■ YOUR OBJECTIVE
Return all of the entries exactly, with nothing added or left out.

[START OF RAW RECORDS]

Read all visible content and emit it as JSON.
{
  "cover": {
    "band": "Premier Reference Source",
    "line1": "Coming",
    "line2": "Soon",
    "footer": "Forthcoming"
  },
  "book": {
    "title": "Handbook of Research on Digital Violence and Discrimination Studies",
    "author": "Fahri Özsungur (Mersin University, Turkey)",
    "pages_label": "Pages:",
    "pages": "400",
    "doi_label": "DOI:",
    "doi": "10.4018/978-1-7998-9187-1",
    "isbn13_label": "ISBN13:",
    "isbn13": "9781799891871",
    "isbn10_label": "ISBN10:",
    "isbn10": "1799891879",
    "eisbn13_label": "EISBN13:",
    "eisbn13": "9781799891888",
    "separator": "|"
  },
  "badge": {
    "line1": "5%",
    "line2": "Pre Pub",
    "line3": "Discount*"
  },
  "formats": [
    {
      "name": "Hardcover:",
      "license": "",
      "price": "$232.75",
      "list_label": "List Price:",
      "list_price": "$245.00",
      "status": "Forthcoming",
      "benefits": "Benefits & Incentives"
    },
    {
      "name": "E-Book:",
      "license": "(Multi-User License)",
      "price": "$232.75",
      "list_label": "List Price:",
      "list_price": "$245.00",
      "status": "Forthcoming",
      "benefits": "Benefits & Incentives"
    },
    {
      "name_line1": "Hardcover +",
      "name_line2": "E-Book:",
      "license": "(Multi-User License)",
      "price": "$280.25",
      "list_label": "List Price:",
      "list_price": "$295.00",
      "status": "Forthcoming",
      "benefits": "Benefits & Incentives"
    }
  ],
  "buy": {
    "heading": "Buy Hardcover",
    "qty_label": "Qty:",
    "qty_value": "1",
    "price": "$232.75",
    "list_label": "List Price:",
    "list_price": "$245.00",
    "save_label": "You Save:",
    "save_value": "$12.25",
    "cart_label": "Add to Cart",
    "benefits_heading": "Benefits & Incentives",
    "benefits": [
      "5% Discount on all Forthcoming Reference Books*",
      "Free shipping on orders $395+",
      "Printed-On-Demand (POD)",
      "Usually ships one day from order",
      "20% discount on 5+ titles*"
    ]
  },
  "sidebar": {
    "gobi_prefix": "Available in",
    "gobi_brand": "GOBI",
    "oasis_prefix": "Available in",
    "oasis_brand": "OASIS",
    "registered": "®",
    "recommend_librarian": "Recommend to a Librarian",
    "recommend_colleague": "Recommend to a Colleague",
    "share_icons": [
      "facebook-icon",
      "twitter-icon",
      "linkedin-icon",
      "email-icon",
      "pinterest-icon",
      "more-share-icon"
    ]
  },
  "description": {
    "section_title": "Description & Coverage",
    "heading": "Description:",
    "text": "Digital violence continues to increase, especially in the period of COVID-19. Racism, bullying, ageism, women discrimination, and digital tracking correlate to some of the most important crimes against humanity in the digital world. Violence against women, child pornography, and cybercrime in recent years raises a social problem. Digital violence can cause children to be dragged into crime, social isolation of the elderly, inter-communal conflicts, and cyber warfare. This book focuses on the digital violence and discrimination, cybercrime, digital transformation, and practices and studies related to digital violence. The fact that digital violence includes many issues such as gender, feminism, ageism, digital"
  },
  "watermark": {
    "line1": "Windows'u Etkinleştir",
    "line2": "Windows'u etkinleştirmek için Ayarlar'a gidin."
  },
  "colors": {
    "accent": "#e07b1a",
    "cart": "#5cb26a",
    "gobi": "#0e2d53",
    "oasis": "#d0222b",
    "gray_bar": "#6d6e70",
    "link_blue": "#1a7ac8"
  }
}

[END OF RAW RECORDS]

■ COMPLETE RESPONSE
Read all visible content and emit it as JSON.
{
  "cover": {
    "band": "Premier Reference Source",
    "line1": "Coming",
    "line2": "Soon",
    "footer": "Forthcoming"
  },
  "book": {
    "title": "Handbook of Research on Digital Violence and Discrimination Studies",
    "author": "Fahri Özsungur (Mersin University, Turkey)",
    "pages_label": "Pages:",
    "pages": "400",
    "doi_label": "DOI:",
    "doi": "10.4018/978-1-7998-9187-1",
    "isbn13_label": "ISBN13:",
    "isbn13": "9781799891871",
    "isbn10_label": "ISBN10:",
    "isbn10": "1799891879",
    "eisbn13_label": "EISBN13:",
    "eisbn13": "9781799891888",
    "separator": "|"
  },
  "badge": {
    "line1": "5%",
    "line2": "Pre Pub",
    "line3": "Discount*"
  },
  "formats": [
    {
      "name": "Hardcover:",
      "license": "",
      "price": "$232.75",
      "list_label": "List Price:",
      "list_price": "$245.00",
      "status": "Forthcoming",
      "benefits": "Benefits & Incentives"
    },
    {
      "name": "E-Book:",
      "license": "(Multi-User License)",
      "price": "$232.75",
      "list_label": "List Price:",
      "list_price": "$245.00",
      "status": "Forthcoming",
      "benefits": "Benefits & Incentives"
    },
    {
      "name_line1": "Hardcover +",
      "name_line2": "E-Book:",
      "license": "(Multi-User License)",
      "price": "$280.25",
      "list_label": "List Price:",
      "list_price": "$295.00",
      "status": "Forthcoming",
      "benefits": "Benefits & Incentives"
    }
  ],
  "buy": {
    "heading": "Buy Hardcover",
    "qty_label": "Qty:",
    "qty_value": "1",
    "price": "$232.75",
    "list_label": "List Price:",
    "list_price": "$245.00",
    "save_label": "You Save:",
    "save_value": "$12.25",
    "cart_label": "Add to Cart",
    "benefits_heading": "Benefits & Incentives",
    "benefits": [
      "5% Discount on all Forthcoming Reference Books*",
      "Free shipping on orders $395+",
      "Printed-On-Demand (POD)",
      "Usually ships one day from order",
      "20% discount on 5+ titles*"
    ]
  },
  "sidebar": {
    "gobi_prefix": "Available in",
    "gobi_brand": "GOBI",
    "oasis_prefix": "Available in",
    "oasis_brand": "OASIS",
    "registered": "®",
    "recommend_librarian": "Recommend to a Librarian",
    "recommend_colleague": "Recommend to a Colleague",
    "share_icons": [
      "facebook-icon",
      "twitter-icon",
      "linkedin-icon",
      "email-icon",
      "pinterest-icon",
      "more-share-icon"
    ]
  },
  "description": {
    "section_title": "Description & Coverage",
    "heading": "Description:",
    "text": "Digital violence continues to increase, especially in the period of COVID-19. Racism, bullying, ageism, women discrimination, and digital tracking correlate to some of the most important crimes against humanity in the digital world. Violence against women, child pornography, and cybercrime in recent years raises a social problem. Digital violence can cause children to be dragged into crime, social isolation of the elderly, inter-communal conflicts, and cyber warfare. This book focuses on the digital violence and discrimination, cybercrime, digital transformation, and practices and studies related to digital violence. The fact that digital violence includes many issues such as gender, feminism, ageism, digital"
  },
  "watermark": {
    "line1": "Windows'u Etkinleştir",
    "line2": "Windows'u etkinleştirmek için Ayarlar'a gidin."
  },
  "colors": {
    "accent": "#e07b1a",
    "cart": "#5cb26a",
    "gobi": "#0e2d53",
    "oasis": "#d0222b",
    "gray_bar": "#6d6e70",
    "link_blue": "#1a7ac8"
  }
}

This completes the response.